== Objective ==
Copy each line that has the string "detective" somewhere in it.

== Recorded data ==
————

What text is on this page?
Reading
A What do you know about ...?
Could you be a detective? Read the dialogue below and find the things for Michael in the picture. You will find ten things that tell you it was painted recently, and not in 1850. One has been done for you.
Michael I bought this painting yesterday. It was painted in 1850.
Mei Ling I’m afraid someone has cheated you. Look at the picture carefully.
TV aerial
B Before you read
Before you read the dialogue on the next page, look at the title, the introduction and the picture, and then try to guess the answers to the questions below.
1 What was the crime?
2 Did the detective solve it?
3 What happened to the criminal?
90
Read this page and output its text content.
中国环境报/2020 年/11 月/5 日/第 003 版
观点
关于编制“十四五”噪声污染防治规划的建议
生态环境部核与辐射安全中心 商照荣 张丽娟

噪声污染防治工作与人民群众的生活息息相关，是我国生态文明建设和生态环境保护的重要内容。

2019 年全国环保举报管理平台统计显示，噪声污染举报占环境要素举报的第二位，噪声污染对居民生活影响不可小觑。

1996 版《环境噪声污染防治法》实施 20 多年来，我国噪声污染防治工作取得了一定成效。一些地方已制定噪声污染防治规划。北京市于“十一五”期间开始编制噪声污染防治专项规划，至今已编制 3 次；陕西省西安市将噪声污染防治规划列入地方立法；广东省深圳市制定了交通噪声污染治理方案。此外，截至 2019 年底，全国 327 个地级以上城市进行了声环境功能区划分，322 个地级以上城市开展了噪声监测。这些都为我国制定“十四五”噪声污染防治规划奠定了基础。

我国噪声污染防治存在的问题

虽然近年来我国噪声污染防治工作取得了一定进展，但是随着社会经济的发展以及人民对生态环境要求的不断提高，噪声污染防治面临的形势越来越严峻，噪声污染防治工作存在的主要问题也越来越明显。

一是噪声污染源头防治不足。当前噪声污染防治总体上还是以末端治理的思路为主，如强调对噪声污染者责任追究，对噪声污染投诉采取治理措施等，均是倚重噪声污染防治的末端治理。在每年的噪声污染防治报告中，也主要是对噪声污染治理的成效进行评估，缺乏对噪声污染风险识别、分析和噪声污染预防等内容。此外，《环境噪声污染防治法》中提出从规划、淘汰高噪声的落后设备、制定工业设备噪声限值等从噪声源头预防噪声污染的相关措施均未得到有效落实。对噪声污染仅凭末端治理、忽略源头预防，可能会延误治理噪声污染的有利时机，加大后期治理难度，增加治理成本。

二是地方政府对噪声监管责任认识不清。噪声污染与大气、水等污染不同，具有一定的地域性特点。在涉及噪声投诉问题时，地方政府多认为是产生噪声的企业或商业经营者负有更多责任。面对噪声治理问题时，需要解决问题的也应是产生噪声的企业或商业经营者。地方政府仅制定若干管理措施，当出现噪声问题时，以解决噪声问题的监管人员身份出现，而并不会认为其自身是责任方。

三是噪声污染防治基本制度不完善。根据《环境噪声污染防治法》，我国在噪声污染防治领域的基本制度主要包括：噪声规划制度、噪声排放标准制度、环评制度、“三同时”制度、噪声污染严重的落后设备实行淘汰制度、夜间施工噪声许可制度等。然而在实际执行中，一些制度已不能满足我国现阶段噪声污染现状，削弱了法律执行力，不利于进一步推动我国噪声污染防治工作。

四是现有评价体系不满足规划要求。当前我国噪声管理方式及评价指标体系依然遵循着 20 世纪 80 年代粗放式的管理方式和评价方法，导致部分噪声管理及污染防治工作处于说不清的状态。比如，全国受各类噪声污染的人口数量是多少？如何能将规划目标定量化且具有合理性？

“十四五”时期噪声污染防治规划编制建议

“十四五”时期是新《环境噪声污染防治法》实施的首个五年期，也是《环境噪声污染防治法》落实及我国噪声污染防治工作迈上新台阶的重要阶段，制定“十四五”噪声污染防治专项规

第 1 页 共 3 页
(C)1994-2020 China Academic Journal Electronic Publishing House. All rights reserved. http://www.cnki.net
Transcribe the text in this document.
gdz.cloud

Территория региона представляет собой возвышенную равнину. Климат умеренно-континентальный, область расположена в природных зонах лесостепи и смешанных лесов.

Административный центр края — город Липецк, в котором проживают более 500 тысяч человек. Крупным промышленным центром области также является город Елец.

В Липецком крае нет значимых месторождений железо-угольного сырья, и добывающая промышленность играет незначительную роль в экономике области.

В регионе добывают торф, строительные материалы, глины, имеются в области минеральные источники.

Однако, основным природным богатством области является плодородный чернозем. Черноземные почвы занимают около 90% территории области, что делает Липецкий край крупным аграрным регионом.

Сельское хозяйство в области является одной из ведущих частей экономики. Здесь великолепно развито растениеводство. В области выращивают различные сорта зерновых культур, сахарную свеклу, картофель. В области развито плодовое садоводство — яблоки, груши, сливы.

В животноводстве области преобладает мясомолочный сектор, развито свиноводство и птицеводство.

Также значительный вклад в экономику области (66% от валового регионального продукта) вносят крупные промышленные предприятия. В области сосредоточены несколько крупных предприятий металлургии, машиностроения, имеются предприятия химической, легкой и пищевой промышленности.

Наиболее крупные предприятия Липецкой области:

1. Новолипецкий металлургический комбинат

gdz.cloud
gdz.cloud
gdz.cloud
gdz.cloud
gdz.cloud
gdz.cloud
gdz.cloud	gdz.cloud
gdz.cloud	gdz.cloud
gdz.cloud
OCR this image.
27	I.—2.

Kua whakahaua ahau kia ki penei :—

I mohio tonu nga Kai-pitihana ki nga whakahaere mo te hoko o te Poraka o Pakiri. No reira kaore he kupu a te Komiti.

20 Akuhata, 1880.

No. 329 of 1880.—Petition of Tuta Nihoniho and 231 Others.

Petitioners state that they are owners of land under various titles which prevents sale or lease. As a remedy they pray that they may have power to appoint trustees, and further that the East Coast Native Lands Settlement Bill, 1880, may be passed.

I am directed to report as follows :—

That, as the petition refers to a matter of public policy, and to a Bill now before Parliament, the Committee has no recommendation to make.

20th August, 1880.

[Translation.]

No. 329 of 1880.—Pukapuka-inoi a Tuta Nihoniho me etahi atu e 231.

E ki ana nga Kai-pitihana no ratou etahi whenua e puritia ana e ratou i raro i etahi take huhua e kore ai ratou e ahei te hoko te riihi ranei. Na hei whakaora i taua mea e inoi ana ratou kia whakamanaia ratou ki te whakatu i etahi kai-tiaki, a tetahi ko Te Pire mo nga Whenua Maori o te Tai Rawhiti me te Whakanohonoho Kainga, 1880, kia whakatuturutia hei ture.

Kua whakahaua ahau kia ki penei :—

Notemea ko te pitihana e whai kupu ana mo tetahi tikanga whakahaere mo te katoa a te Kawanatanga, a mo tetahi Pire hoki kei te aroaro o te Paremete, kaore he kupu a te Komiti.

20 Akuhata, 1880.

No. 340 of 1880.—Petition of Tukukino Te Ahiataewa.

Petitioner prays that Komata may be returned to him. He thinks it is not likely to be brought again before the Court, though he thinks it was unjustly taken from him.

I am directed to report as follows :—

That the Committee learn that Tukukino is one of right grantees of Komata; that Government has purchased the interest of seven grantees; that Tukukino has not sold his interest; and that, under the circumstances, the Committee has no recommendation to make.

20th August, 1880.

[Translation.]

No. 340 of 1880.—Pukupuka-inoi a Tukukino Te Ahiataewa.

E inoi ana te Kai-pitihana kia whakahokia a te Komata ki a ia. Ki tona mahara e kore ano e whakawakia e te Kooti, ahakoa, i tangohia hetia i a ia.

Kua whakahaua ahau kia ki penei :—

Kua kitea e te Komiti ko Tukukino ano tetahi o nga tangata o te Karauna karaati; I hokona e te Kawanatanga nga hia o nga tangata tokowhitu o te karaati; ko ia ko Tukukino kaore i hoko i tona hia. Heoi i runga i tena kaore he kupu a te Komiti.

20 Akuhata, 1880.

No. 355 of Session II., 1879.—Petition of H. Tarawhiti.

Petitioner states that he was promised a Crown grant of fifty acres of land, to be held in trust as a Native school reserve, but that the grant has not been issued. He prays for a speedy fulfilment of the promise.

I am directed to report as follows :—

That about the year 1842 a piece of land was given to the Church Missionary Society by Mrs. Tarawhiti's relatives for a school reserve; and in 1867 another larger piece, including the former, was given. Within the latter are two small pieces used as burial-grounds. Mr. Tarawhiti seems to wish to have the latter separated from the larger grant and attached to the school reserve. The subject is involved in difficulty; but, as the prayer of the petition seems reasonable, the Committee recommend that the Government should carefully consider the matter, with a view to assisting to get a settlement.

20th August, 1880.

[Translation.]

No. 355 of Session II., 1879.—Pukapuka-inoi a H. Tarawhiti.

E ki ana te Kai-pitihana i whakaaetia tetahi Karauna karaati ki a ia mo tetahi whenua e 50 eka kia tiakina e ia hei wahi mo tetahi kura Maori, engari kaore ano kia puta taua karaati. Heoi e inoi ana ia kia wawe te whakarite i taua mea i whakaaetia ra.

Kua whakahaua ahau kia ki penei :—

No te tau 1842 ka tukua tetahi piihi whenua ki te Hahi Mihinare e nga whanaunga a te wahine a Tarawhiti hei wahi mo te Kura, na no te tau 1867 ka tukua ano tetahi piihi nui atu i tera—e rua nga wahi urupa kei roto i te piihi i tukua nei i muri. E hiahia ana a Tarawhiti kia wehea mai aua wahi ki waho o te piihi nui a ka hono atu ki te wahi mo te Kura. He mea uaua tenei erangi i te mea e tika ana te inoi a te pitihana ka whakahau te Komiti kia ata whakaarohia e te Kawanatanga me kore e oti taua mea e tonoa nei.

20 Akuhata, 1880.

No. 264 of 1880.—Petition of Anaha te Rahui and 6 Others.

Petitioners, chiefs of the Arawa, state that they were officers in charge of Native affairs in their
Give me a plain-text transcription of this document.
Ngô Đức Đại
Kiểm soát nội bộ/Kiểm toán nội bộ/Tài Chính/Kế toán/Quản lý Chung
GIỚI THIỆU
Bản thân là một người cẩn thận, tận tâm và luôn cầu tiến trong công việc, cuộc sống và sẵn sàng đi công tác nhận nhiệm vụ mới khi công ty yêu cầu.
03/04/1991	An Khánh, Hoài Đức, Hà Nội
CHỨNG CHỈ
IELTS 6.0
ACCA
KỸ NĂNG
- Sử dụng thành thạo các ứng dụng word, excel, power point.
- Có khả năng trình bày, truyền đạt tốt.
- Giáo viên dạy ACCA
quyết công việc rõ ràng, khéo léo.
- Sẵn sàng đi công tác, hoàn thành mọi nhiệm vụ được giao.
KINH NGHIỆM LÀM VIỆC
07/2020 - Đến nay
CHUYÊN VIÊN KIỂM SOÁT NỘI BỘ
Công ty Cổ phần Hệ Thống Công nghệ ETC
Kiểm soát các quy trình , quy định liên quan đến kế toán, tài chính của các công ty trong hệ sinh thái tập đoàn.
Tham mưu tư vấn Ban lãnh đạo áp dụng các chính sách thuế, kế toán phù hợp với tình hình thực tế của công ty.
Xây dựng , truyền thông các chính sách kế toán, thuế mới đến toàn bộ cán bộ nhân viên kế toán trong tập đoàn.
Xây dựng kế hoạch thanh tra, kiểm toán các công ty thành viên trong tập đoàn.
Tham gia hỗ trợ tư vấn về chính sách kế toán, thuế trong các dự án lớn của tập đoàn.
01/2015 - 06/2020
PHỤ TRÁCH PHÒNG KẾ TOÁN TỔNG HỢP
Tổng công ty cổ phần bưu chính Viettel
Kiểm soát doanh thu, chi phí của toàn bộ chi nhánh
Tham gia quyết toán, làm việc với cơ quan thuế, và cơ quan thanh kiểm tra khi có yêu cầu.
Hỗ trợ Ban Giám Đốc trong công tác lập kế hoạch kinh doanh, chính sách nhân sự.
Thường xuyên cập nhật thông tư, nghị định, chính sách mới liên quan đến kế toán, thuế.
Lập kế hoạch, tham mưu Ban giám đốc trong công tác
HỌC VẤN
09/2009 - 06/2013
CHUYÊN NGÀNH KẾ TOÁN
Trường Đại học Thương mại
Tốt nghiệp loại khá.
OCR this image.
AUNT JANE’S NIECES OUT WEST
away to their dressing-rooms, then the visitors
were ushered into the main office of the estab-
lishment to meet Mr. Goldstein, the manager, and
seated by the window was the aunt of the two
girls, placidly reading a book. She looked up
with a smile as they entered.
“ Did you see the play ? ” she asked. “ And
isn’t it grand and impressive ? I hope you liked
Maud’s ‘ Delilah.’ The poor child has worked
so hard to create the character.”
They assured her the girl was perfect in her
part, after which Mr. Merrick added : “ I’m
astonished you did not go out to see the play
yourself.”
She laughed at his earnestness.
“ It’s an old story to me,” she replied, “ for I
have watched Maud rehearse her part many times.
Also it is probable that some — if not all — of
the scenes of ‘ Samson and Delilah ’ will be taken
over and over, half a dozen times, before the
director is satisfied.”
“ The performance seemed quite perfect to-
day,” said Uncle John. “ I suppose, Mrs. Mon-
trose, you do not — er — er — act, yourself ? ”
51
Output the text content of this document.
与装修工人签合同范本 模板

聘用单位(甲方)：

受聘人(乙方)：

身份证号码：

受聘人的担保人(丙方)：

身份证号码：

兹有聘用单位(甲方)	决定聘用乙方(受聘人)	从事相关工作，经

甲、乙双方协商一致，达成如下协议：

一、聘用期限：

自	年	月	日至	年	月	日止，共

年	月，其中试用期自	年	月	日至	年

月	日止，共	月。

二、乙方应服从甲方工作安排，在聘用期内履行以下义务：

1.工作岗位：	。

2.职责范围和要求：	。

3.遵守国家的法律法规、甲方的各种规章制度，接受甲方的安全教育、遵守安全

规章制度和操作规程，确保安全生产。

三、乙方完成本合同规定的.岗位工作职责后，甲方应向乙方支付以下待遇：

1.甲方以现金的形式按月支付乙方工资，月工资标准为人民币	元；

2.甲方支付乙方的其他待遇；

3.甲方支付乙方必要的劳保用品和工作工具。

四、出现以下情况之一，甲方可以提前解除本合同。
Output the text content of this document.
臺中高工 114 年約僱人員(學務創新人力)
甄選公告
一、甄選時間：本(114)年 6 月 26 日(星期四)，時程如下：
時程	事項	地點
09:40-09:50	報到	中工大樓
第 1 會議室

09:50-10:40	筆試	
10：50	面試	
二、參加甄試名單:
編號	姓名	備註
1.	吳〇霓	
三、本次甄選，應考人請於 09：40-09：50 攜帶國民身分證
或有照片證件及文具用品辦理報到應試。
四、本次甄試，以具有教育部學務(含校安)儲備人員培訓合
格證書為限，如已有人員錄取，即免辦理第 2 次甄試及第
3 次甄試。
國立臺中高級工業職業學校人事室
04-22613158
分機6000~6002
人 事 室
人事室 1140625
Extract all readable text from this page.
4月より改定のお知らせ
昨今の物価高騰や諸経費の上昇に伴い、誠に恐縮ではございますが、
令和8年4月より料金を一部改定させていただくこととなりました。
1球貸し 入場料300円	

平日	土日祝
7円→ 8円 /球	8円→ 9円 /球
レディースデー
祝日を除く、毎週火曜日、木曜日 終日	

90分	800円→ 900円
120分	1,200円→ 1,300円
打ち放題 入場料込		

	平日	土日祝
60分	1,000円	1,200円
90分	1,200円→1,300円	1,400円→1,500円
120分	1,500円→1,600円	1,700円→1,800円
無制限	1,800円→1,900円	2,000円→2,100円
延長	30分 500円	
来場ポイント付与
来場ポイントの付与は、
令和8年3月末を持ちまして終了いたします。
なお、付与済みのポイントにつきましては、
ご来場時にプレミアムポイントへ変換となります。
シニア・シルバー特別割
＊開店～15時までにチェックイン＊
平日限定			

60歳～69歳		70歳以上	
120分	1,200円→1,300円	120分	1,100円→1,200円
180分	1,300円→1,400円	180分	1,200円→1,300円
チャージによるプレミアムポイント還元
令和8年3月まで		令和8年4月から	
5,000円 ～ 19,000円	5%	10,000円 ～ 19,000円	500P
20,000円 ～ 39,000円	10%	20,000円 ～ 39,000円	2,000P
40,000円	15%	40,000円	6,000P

————

== Exercise answer ==
Could you be a detective? Read the dialogue below and find the things for Michael in the picture. You will find ten things that tell you it was painted recently, and not in 1850. One has been done for you.
2 Did the detective solve it?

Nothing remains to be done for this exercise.